• [Exercise details]:
Where the data below has the string "دراسات", return the whole line.

• [Data for the task]:

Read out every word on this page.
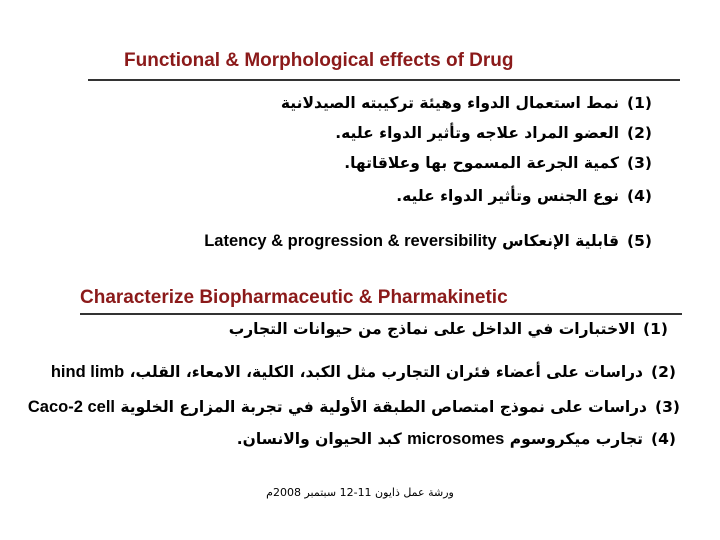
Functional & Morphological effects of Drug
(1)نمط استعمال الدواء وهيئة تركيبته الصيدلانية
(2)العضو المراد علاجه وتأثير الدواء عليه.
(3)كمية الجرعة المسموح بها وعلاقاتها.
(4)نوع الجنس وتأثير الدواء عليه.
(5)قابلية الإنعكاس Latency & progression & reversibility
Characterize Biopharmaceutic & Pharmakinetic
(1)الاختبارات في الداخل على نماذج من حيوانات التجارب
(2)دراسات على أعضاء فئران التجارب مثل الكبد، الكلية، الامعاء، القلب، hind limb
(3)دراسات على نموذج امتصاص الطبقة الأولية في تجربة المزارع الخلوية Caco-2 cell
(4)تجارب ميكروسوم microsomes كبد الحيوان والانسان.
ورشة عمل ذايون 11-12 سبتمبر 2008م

• [Reply]:
(2)دراسات على أعضاء فئران التجارب مثل الكبد، الكلية، الامعاء، القلب، hind limb
(3)دراسات على نموذج امتصاص الطبقة الأولية في تجربة المزارع الخلوية Caco-2 cell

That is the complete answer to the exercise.